§ GOAL: Work through the data and report how many lines include the string "staffing", giving the number alone.

Dataset items
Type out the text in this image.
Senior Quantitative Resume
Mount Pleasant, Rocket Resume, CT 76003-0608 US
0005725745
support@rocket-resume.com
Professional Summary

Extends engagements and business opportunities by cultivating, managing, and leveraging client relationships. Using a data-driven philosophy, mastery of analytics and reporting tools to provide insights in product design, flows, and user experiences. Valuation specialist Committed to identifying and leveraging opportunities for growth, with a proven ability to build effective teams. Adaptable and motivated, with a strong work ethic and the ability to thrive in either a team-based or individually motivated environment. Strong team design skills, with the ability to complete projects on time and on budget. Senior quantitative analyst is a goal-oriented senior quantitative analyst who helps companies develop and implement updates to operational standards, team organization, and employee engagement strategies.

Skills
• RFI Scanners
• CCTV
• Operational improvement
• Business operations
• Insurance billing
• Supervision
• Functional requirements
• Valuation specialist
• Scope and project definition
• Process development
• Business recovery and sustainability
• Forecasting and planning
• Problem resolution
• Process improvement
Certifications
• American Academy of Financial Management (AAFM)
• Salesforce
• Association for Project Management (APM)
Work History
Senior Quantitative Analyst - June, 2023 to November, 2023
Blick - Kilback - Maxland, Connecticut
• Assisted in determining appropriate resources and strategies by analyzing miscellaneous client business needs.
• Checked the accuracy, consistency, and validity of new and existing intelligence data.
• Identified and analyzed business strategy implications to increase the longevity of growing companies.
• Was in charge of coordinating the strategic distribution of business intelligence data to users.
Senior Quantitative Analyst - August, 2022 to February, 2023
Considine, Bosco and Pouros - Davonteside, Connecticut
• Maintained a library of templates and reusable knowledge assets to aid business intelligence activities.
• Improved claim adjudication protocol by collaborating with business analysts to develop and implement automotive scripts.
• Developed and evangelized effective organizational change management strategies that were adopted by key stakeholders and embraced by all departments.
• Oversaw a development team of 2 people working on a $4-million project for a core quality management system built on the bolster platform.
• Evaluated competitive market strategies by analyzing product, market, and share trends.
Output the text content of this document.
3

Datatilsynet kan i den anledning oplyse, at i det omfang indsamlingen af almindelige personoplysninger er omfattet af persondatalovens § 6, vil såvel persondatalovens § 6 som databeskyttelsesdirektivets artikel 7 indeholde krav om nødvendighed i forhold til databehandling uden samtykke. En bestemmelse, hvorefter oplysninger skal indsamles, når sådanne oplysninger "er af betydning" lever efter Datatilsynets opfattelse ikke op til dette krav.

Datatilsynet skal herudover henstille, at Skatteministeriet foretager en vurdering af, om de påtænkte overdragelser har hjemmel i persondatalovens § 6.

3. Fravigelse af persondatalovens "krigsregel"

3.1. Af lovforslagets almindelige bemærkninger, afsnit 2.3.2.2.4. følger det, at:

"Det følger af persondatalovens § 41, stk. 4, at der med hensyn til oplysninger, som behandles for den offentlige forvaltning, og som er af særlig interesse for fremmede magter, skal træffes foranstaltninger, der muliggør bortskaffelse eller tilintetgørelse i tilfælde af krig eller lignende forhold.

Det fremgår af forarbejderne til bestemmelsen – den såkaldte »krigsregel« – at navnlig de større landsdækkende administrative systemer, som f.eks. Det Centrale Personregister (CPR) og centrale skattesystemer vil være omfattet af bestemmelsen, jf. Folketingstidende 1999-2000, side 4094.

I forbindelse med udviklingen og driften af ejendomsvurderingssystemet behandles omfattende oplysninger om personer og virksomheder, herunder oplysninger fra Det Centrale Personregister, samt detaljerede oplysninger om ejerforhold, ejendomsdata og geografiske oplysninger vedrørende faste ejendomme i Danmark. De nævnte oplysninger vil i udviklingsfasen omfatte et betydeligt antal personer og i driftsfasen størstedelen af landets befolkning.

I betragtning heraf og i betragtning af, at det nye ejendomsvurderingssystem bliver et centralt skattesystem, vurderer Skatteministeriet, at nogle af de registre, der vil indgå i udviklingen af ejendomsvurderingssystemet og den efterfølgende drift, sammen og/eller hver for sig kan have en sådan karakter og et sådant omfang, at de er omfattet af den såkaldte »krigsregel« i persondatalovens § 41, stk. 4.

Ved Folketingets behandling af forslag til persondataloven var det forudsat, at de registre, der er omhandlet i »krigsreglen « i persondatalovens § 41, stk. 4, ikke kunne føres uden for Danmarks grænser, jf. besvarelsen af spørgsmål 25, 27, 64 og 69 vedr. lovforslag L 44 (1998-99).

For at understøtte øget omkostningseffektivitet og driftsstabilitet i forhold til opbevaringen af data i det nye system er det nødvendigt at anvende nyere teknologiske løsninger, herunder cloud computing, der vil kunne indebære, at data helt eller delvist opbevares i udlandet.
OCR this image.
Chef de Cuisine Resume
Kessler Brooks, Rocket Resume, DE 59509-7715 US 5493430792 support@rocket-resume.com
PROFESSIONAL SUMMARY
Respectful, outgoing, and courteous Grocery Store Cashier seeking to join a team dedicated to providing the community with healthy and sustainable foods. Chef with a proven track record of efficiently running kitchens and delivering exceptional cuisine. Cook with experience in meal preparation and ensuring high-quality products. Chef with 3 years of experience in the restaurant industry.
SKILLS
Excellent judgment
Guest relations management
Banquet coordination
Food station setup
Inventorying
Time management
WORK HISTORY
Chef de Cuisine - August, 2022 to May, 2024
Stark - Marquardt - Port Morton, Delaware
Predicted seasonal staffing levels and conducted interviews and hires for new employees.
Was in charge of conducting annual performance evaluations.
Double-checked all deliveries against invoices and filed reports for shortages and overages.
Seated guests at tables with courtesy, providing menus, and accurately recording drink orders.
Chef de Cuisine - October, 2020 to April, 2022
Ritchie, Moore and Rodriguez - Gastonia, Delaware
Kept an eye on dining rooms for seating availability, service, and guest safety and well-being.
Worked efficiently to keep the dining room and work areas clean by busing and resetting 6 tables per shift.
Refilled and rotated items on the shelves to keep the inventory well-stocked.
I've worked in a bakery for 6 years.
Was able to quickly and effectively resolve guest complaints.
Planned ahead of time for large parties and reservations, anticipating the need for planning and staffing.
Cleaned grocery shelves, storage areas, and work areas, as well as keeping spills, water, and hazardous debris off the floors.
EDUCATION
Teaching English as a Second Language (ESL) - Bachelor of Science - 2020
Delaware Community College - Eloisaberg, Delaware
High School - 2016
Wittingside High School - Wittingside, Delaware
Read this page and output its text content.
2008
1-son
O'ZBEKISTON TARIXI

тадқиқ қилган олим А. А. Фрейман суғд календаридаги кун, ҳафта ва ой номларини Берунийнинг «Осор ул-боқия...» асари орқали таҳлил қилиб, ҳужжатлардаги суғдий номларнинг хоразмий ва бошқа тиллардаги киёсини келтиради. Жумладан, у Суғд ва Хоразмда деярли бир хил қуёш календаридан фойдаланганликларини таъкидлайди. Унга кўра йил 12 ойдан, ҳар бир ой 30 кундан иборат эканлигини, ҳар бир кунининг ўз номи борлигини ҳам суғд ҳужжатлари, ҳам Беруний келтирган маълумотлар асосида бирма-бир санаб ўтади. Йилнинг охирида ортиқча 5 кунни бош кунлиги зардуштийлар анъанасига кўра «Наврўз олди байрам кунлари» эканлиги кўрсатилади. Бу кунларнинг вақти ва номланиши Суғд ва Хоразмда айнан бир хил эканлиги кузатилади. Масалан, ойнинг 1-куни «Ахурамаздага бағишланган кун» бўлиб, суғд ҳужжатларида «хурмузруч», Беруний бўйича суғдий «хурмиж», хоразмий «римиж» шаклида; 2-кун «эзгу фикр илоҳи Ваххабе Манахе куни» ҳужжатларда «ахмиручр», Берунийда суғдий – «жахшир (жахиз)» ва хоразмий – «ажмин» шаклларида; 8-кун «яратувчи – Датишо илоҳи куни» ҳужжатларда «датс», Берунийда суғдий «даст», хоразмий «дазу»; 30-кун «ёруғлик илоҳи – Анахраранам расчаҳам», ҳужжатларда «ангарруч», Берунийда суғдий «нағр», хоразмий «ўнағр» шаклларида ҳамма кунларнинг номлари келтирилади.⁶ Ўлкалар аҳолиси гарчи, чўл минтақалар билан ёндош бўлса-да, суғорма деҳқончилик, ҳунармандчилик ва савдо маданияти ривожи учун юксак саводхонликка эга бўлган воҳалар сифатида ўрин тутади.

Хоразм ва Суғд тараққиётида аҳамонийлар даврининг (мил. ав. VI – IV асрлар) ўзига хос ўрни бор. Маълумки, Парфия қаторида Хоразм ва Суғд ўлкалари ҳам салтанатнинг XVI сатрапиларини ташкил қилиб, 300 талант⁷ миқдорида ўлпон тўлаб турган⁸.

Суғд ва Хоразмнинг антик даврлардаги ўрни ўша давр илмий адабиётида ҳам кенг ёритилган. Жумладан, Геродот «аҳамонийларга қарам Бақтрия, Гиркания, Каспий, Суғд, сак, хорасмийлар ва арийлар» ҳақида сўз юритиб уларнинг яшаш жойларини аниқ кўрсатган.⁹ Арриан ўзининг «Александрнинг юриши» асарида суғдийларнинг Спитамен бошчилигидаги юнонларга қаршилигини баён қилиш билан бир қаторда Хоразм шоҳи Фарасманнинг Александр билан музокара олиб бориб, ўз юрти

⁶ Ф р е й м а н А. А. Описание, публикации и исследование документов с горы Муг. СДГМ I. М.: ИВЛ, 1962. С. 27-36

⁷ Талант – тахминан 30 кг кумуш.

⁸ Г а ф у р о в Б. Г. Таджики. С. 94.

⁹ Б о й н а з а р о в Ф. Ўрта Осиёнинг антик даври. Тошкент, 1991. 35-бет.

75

§ FINAL RESULT: 2